Task goal —
Repeat word for word the stretch of the barometric pressure fishing thread from "I generally find" through "(Oct 28, 2006)".

Text shown —
________________________
# Barometric Pressure



## bhasby (Nov 30, 2006)

* I hear people talk all the time about ice fishing and barometric pressure. I have recently purchased a GPS with barometric pressure on it and was wondering if you can tell me all the rap on ice fishing and barometric pressure. I have been ice fishing for years, but I always just vulture to the hot spots and dont pay any attention to the barometric pressure. Any input would be great.*


----------



## rap (Mar 26, 2002)

right before or during the falling pressure is good as far as I have done in the past, an approaching storm is perfect if you get out there before and during it hits, after that look for some slow fishing, especially on panfish. panfish are most affected, followed by walleye, followed by northern. This also applies to fishing pretty much anytime of the season as far as i have learned and experienced.... You should really look at the weather channel and the pressure to see how stable it has been recently and in the near future to see how fishing is going to be... I usually concentrate on the base of deep breaks going to deep water when the pressure is falling...


----------



## CNY Tim (Jul 1, 2005)

I generally find fishing shallow bays off of main lakes in 6' of water that a barometer reading of 29 or less the bluegills will be in and feeding heavily.


----------



## Wisconsin_mom (Oct 28, 2006)

I'm a big believer in baro. pressure and fishing. Just bought a new baro gauge at Fleet Farm designed to read baro pressure and fishing potential. It's so easy, a girl can use it.
Also, I read an article at a www.lake-link.com on this subject. Good website nonetheless.


----------
________________________
Records provided —

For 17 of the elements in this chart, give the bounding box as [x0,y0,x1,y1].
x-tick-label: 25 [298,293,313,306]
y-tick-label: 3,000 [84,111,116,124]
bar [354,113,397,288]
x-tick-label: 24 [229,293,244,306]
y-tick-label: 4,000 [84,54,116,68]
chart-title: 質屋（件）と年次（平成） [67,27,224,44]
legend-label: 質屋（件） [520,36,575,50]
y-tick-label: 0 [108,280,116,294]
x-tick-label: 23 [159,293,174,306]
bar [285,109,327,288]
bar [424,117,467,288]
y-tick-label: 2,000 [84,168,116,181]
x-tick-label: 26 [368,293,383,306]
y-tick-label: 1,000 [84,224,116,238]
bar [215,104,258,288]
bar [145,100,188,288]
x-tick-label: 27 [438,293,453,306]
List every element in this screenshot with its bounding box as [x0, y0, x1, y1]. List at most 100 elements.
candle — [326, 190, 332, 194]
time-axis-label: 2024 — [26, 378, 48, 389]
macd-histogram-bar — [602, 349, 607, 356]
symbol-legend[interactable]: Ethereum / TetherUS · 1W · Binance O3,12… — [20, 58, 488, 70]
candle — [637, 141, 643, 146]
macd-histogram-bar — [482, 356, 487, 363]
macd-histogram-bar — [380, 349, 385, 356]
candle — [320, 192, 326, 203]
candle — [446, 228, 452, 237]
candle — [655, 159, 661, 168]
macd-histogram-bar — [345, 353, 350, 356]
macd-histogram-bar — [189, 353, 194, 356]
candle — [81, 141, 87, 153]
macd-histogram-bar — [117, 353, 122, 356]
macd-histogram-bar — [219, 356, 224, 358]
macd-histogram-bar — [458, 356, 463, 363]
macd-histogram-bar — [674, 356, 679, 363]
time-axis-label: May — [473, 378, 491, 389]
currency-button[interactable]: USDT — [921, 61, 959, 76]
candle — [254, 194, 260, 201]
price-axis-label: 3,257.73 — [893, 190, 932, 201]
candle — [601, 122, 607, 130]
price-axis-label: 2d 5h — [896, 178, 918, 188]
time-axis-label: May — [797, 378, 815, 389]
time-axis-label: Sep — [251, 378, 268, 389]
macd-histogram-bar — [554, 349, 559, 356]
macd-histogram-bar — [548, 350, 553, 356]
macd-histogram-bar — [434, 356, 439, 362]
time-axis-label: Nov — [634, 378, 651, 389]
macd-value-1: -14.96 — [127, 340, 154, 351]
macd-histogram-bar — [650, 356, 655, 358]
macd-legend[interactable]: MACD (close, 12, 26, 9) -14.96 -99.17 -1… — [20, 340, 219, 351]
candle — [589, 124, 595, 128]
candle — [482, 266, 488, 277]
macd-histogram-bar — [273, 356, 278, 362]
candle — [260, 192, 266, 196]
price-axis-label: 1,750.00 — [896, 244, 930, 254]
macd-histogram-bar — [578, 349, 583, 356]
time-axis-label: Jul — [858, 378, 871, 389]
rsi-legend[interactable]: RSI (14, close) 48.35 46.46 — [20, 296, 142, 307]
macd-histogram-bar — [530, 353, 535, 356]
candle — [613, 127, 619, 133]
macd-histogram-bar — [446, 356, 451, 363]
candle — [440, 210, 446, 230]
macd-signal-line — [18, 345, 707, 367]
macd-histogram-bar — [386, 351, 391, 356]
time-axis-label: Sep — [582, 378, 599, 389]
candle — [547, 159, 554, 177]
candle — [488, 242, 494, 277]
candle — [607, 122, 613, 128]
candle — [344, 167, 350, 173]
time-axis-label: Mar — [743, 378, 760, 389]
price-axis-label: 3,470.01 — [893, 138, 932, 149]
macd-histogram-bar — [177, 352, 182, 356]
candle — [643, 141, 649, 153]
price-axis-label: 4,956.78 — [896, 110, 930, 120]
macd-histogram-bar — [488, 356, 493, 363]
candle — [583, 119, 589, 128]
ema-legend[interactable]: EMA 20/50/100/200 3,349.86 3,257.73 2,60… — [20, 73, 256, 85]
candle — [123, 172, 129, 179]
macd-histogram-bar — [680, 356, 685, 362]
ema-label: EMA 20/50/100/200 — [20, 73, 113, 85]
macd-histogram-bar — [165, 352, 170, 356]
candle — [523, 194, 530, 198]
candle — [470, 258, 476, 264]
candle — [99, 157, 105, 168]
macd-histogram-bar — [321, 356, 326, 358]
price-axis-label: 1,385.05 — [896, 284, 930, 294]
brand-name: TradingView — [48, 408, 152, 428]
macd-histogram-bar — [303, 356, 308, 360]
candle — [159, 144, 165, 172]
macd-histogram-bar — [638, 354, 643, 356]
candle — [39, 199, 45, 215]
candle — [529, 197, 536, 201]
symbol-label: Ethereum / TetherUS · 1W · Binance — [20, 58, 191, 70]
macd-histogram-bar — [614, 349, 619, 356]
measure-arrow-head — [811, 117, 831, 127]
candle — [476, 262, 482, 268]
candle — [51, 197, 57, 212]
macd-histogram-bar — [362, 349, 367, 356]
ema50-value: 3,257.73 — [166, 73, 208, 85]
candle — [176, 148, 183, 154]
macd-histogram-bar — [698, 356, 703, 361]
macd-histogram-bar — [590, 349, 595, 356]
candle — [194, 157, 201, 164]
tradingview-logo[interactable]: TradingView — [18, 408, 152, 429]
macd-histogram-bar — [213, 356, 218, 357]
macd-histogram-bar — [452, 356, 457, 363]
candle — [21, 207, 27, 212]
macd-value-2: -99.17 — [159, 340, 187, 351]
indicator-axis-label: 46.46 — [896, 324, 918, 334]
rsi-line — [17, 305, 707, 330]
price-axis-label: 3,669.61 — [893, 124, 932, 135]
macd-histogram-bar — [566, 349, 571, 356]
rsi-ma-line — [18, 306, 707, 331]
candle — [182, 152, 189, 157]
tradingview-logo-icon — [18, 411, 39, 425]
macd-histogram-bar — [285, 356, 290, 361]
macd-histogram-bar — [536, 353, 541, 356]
________________________
Full response —
I generally find fishing shallow bays off of main lakes in 6' of water that a barometer reading of 29 or less the bluegills will be in and feeding heavily.


----------



## Wisconsin_mom (Oct 28, 2006)